- [Given instruction]: For each line below that includes the word "image", make a copy.

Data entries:
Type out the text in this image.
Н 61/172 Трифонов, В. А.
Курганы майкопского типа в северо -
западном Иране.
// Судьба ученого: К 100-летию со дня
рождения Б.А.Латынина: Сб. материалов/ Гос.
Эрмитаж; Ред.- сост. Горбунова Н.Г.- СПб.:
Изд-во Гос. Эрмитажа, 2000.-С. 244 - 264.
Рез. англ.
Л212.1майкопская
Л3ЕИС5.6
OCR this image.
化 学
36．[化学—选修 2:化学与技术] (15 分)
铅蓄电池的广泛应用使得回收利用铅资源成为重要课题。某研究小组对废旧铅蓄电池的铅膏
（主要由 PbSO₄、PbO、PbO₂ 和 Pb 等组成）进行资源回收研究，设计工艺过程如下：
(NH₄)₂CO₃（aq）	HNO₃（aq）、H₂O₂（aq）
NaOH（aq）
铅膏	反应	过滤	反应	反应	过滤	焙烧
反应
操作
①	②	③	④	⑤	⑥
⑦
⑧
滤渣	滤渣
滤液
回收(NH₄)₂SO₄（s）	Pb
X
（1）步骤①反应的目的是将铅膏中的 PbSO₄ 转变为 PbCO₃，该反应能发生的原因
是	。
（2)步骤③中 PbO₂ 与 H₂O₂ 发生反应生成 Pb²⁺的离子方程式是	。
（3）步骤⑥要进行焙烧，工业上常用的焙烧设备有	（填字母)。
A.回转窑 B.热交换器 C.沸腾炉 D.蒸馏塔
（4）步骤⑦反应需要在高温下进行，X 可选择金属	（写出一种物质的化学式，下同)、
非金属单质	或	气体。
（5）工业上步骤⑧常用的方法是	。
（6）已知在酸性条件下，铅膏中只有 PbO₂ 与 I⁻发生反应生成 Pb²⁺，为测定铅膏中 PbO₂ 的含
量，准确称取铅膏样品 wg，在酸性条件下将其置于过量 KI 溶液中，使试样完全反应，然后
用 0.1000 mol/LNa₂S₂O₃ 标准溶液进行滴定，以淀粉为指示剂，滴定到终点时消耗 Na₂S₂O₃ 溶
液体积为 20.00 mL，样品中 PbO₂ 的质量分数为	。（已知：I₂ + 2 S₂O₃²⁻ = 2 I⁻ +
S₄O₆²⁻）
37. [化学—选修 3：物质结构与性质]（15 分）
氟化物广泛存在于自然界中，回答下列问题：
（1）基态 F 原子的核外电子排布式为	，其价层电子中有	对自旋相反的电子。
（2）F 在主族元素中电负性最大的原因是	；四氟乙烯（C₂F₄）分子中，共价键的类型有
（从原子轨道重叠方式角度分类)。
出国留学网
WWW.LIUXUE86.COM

- [Solution for this problem]:
Type out the text in this image.
OCR this image.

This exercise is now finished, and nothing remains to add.